**The request:**
In the data below, locate each line with the word "name" and list it.

**Raw data:**
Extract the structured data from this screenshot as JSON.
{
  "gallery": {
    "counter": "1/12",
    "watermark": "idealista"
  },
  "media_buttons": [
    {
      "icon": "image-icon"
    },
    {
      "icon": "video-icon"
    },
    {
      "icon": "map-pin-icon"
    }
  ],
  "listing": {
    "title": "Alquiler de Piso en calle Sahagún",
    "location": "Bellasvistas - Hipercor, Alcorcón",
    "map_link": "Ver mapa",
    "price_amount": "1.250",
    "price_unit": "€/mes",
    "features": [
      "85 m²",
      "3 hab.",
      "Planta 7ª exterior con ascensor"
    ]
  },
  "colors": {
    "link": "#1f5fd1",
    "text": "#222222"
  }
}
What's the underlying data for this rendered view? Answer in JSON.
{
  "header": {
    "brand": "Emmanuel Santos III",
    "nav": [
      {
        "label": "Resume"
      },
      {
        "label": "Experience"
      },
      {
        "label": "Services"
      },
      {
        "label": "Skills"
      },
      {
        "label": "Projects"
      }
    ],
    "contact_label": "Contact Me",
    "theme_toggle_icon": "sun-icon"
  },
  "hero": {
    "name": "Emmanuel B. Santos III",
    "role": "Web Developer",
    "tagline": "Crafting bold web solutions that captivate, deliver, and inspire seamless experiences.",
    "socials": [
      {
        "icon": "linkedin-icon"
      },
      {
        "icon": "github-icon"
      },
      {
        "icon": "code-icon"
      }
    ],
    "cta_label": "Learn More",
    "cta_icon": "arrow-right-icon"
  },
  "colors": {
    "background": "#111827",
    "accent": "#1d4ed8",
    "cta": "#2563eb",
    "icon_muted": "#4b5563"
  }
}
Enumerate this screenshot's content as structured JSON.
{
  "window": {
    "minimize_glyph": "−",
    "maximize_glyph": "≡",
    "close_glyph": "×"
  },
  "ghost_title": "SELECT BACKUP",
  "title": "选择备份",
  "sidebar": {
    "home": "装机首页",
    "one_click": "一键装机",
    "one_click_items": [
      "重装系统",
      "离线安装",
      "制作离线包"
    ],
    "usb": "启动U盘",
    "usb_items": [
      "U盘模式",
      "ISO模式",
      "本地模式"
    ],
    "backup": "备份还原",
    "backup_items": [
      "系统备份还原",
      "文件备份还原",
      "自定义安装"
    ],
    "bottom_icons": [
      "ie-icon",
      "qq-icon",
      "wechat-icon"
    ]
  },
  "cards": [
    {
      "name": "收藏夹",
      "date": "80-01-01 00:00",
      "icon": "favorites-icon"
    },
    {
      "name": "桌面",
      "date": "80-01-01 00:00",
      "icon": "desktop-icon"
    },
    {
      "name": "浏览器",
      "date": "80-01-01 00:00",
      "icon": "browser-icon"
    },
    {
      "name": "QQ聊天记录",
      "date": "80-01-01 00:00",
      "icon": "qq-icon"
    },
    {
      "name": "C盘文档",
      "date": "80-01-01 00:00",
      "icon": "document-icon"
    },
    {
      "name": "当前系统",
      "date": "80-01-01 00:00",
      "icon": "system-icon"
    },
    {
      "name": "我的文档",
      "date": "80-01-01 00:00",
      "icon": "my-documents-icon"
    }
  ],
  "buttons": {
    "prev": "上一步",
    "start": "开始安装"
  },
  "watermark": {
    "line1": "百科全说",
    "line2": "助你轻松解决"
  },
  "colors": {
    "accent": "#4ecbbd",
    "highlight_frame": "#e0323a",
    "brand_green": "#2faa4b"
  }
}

**Solution for this task:**
    "name": "Emmanuel B. Santos III",
      "name": "收藏夹",
      "name": "桌面",
      "name": "浏览器",
      "name": "QQ聊天记录",
      "name": "C盘文档",
      "name": "当前系统",
      "name": "我的文档",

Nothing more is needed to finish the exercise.